* [TASK DETAILS]
Carry on the piece about building a personal brand online from the point where it stops, keeping the same first-person voice.

* [SELECTION]
>> START

Building Your Own Brand Online
Last year I resolved to become more active in online networking. While I had worked in digital media for over a decade, I had neglected to build my own brand online. Sure, I was on Facebook and also on LinkedIn, but I didn’t have a Twitter account and had rarely found time to write about the industry. I was a good marketer for my clients, but I had neglected to fully market myself.
Apparently my efforts at brand building over the past six months have been productive. Assuming that a Klout score actually matters, I now have a rating of 55. While I’m far from a top score of 100 (unattainable Justin Bieber territory), my rating does put me in the general neighborhood of such New York media and technology luminaries as Dave Morgan (56), Fred Wilson (65) and Mike Lazerow (68).
Here are the four steps I took that seem to have improved my personal brand value:
I started writing. The most important first step I took to raise my profile was to begin writing the weekly column that you’re thankfully reading. The column forced me to think seriously about the industry. What is the future of media, advertising and technology? Will media agencies still be around in 10 years? Where do the best agencies and publishers go to drink after work? Attempting to answer these serious questions has greatly expanded my knowledge of the industry.

>> END

* [DATASET CONTENT]
>> START

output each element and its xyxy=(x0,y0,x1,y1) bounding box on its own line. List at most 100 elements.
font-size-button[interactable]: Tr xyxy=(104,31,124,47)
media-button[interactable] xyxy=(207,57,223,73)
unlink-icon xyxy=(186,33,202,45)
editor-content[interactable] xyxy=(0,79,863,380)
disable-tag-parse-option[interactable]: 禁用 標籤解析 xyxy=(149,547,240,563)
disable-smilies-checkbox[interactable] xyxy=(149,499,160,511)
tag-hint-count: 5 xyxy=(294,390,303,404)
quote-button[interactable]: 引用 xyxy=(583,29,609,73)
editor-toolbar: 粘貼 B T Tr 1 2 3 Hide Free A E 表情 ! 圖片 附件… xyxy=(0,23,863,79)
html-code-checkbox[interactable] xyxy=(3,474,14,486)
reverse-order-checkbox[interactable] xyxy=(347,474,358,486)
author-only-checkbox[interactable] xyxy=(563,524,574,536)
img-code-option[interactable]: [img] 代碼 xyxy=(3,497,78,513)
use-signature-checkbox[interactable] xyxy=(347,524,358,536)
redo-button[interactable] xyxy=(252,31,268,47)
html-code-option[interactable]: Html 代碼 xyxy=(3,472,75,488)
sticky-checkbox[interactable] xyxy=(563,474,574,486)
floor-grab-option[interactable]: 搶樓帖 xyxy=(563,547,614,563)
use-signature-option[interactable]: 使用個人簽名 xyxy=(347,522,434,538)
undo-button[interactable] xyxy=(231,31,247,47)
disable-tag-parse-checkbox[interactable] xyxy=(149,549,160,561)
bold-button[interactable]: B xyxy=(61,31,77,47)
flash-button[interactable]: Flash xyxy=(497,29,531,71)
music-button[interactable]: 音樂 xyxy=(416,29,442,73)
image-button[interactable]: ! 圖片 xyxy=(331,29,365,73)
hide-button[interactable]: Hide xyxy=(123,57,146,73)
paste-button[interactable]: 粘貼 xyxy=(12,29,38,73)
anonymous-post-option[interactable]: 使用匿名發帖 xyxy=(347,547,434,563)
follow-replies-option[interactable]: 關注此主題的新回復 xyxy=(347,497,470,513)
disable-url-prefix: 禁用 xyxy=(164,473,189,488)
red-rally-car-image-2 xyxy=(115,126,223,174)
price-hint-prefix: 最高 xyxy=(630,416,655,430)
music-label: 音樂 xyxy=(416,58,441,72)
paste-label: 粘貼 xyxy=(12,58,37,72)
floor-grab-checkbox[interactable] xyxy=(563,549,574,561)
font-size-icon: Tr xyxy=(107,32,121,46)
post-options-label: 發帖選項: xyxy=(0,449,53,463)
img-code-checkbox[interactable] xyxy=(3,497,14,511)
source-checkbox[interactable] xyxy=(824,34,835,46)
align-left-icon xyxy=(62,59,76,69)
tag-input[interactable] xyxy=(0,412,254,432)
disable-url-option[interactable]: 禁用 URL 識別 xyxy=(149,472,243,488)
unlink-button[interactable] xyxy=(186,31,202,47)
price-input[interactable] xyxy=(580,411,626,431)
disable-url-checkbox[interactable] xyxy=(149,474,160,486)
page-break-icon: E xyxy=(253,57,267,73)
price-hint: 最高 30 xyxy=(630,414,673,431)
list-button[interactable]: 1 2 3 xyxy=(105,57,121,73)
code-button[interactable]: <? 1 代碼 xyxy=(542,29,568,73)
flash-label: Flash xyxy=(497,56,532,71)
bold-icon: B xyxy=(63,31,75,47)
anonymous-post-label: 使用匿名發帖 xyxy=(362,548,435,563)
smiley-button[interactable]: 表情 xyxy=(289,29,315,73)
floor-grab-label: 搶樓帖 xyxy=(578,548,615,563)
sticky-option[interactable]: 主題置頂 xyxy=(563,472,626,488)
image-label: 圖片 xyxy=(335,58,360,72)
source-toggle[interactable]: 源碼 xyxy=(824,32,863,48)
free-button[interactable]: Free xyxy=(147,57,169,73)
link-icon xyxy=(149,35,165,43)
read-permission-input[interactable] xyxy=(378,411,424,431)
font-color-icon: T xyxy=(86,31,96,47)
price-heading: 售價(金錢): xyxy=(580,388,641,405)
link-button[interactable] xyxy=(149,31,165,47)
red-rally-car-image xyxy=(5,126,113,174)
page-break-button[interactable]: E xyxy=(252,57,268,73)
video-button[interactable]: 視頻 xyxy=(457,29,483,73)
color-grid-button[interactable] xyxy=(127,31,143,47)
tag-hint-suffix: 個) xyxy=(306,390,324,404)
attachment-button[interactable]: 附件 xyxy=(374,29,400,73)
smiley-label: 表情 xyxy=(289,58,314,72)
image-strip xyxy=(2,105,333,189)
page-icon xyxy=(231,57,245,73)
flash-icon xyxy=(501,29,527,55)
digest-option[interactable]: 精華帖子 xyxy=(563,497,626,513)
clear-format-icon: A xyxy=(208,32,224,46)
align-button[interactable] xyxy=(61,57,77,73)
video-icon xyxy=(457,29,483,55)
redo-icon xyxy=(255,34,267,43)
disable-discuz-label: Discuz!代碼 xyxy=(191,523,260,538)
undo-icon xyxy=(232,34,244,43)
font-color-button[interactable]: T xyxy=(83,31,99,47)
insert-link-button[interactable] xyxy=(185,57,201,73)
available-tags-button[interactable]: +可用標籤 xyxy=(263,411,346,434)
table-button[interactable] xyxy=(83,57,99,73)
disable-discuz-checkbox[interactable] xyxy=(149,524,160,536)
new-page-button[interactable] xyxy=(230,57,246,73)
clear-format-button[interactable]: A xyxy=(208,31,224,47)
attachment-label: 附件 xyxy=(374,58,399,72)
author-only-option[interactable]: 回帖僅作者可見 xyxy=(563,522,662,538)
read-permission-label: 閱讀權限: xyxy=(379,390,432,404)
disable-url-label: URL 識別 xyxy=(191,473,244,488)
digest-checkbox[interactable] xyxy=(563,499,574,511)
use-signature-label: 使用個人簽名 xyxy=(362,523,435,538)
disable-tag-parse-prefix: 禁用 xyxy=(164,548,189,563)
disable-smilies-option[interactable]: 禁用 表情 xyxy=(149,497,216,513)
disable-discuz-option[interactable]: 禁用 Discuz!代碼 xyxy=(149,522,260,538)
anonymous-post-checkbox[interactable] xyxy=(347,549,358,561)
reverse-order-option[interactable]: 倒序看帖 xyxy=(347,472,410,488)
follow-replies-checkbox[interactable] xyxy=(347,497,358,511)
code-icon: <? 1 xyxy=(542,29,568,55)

>> END

* [ANSWER TO THIS TASK]
It should be said that writing a weekly column is a significant investment in time and energy. Occasionally, it can be difficult to come up with an original idea at all. And even if I have a good idea for column it can take a couple of days, on and off, to get it to the point where it is hopefully interesting. Writing six hundred coherent words every week is harder than it looks, at least for me.
I started a blog. Once I knew I was going to publish a column every week for MediaPost, I set up a blog called The Makegood, where I could republish my articles and present them as news. If Arianna Huffington could do it, why not me? Thanks to free blogging services like Wordpress, I was able to start publishing immediately.
But rather than just publish my own articles, I also used the blog as a platform to interview other professionals that I knew. This enabled me to learn more about the people and companies that were changing the face of media advertising. By highlighting these folks, the blog served as a way to not only raise my profile but theirs as well.
I joined Twitter. Twitter means different things to different people, but for me it mostly serves as an important professional networking tool. Through Twitter, I’ve met industry CEOs, journalists, agency executives, salespeople and basically a whole group of people who would have otherwise been inaccessible. It’s amazing what people will do for you if you just ask nicely.
Twitter has also provided a means of content distribution for my blog. Each time I post a new article, the links are pushed out through Twitter. Social networks like Twitter and Facebook now drive over 40% of the traffic to my blog, twice as much as search.
I attended industry events. Ironically, building your brand online still requires showing your face at offline events. No matter how much I stay in touch with people via Twitter and Facebook, it’s also important to physically meet and socialize with other professionals. Plus, they may even buy you a drink. That’s why I make a concerted effort to attend events like the IAB annual meeting, the 4A’s Transformation, and New York’s Advertising Week.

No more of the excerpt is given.